**WHAT YOU HAVE TO DO**
Keep only the lines of the data below that contain "отдела", and copy them.

**RECORDS FOR THIS TASK**
--------

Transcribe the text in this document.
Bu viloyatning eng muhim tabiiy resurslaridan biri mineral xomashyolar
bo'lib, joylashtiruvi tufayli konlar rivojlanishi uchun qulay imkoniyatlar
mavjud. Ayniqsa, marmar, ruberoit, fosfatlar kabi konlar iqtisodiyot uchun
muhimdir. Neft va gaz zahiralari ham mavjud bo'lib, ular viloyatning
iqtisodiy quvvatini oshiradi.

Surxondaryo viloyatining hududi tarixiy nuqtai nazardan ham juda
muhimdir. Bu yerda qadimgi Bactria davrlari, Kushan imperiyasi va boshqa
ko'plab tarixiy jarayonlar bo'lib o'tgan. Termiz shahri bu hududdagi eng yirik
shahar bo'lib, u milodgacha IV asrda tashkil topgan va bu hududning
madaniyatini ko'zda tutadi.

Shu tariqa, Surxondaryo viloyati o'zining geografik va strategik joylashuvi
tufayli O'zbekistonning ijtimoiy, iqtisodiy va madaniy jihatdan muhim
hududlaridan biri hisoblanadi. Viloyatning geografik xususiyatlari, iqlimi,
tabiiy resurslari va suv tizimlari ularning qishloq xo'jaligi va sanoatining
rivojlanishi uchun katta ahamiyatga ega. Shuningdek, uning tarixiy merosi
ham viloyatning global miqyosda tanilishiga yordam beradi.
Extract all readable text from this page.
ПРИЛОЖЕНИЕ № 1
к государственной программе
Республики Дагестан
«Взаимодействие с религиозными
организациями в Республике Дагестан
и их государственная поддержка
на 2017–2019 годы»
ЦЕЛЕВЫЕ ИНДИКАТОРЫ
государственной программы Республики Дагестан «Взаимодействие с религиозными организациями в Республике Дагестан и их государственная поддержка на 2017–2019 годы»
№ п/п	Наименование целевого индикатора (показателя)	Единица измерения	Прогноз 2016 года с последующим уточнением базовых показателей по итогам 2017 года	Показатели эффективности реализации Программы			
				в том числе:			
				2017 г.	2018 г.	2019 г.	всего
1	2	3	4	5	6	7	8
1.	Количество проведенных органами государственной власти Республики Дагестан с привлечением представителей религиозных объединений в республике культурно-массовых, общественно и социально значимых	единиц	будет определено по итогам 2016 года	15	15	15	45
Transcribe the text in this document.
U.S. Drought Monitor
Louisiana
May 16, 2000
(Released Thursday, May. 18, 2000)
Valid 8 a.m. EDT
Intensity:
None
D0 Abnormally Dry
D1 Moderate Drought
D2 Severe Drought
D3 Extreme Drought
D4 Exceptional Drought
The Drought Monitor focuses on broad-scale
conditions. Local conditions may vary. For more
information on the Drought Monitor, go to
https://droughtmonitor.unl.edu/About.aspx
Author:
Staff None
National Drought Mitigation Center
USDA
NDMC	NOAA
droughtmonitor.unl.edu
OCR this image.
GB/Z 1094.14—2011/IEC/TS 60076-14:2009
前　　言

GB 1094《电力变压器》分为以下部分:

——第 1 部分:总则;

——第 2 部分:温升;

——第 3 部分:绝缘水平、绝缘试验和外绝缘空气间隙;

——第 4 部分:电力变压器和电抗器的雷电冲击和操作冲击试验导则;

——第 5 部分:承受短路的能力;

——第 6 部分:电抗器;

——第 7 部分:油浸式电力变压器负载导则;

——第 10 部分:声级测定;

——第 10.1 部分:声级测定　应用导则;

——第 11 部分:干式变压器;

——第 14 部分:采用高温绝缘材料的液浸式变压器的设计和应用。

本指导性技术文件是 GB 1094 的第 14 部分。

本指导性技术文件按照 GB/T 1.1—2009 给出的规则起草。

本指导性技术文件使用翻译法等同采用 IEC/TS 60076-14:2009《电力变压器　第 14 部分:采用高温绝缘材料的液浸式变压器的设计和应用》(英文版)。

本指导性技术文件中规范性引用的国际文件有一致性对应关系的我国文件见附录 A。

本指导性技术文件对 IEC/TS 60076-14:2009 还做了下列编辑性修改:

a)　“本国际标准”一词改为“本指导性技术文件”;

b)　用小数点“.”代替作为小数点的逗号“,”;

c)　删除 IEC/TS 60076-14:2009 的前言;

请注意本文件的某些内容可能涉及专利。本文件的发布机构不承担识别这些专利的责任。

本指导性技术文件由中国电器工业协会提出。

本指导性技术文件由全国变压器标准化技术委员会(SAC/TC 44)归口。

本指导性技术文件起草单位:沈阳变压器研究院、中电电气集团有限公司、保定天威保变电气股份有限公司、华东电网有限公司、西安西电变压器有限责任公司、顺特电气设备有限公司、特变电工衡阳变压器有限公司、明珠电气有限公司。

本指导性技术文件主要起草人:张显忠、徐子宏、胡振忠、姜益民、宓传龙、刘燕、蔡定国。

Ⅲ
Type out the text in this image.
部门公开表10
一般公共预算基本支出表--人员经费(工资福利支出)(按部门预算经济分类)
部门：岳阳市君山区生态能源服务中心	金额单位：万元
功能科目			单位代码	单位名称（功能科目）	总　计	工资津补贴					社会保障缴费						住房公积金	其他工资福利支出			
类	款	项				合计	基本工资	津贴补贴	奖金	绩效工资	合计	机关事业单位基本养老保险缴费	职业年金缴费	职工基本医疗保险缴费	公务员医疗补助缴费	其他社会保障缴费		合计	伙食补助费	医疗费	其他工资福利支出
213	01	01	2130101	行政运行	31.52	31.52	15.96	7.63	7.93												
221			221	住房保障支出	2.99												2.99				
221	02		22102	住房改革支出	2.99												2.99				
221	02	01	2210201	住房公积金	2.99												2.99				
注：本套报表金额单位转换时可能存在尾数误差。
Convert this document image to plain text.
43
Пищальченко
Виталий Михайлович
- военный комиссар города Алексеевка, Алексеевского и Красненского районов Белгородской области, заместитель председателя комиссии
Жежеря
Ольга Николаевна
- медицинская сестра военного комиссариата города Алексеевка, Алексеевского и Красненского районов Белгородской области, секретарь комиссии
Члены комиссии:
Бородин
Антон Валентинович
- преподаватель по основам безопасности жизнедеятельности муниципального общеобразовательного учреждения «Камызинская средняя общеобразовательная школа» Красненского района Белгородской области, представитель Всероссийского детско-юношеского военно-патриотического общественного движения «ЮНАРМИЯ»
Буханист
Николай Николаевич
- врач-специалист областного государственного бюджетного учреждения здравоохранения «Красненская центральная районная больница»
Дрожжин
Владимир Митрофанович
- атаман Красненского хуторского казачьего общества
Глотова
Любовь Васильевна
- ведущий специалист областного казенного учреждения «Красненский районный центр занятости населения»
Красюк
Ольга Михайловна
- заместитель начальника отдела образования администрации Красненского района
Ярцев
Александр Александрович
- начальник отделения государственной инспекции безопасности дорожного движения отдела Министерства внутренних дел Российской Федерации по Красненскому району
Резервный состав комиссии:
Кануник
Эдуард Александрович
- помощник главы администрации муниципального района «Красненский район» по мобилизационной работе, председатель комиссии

--------

**RESULT OF THIS EXERCISE**
- заместитель начальника отдела образования администрации Красненского района
- начальник отделения государственной инспекции безопасности дорожного движения отдела Министерства внутренних дел Российской Федерации по Красненскому району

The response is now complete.